#### RECORDS PROVIDED ####

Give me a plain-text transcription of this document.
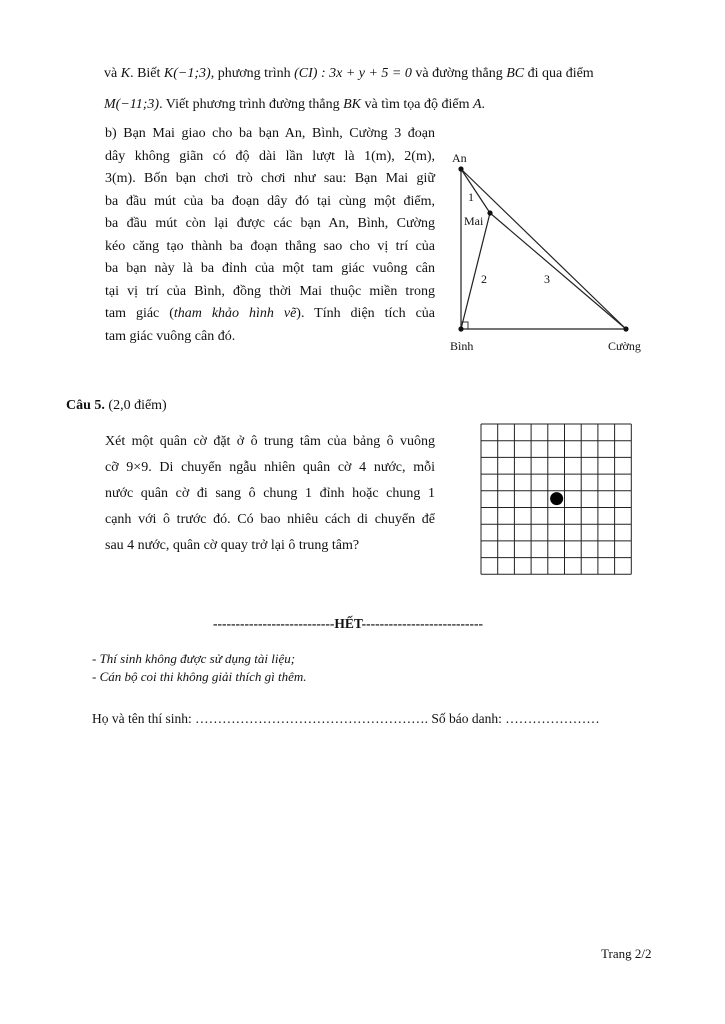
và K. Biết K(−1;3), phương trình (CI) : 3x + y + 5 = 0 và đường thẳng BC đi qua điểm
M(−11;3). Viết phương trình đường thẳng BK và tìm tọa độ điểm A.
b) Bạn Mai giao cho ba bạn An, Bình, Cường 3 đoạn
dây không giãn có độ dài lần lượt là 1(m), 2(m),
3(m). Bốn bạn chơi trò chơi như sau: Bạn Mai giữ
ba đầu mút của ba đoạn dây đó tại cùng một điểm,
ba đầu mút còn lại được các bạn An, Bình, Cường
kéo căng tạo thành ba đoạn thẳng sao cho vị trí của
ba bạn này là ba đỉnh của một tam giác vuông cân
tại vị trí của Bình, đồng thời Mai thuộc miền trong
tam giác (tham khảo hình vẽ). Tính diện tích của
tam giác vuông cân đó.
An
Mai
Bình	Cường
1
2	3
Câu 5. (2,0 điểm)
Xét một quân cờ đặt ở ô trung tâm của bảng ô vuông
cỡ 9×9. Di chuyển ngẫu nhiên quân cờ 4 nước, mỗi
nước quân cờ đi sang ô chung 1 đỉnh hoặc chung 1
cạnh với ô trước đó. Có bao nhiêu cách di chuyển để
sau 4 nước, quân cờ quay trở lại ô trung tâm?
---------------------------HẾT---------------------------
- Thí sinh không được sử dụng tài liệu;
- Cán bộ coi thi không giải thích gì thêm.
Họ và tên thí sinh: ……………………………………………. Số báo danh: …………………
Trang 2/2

####

__TASK OBJECTIVE__
Print the records word for word and exclude any picture they hold.

__CORRECT RESULT__
Give me a plain-text transcription of this document.
và K. Biết K(−1;3), phương trình (CI) : 3x + y + 5 = 0 và đường thẳng BC đi qua điểm
M(−11;3). Viết phương trình đường thẳng BK và tìm tọa độ điểm A.
b) Bạn Mai giao cho ba bạn An, Bình, Cường 3 đoạn
dây không giãn có độ dài lần lượt là 1(m), 2(m),
3(m). Bốn bạn chơi trò chơi như sau: Bạn Mai giữ
ba đầu mút của ba đoạn dây đó tại cùng một điểm,
ba đầu mút còn lại được các bạn An, Bình, Cường
kéo căng tạo thành ba đoạn thẳng sao cho vị trí của
ba bạn này là ba đỉnh của một tam giác vuông cân
tại vị trí của Bình, đồng thời Mai thuộc miền trong
tam giác (tham khảo hình vẽ). Tính diện tích của
tam giác vuông cân đó.
An
Mai
Bình	Cường
1
2	3
Câu 5. (2,0 điểm)
Xét một quân cờ đặt ở ô trung tâm của bảng ô vuông
cỡ 9×9. Di chuyển ngẫu nhiên quân cờ 4 nước, mỗi
nước quân cờ đi sang ô chung 1 đỉnh hoặc chung 1
cạnh với ô trước đó. Có bao nhiêu cách di chuyển để
sau 4 nước, quân cờ quay trở lại ô trung tâm?
---------------------------HẾT---------------------------
- Thí sinh không được sử dụng tài liệu;
- Cán bộ coi thi không giải thích gì thêm.
Họ và tên thí sinh: ……………………………………………. Số báo danh: …………………
Trang 2/2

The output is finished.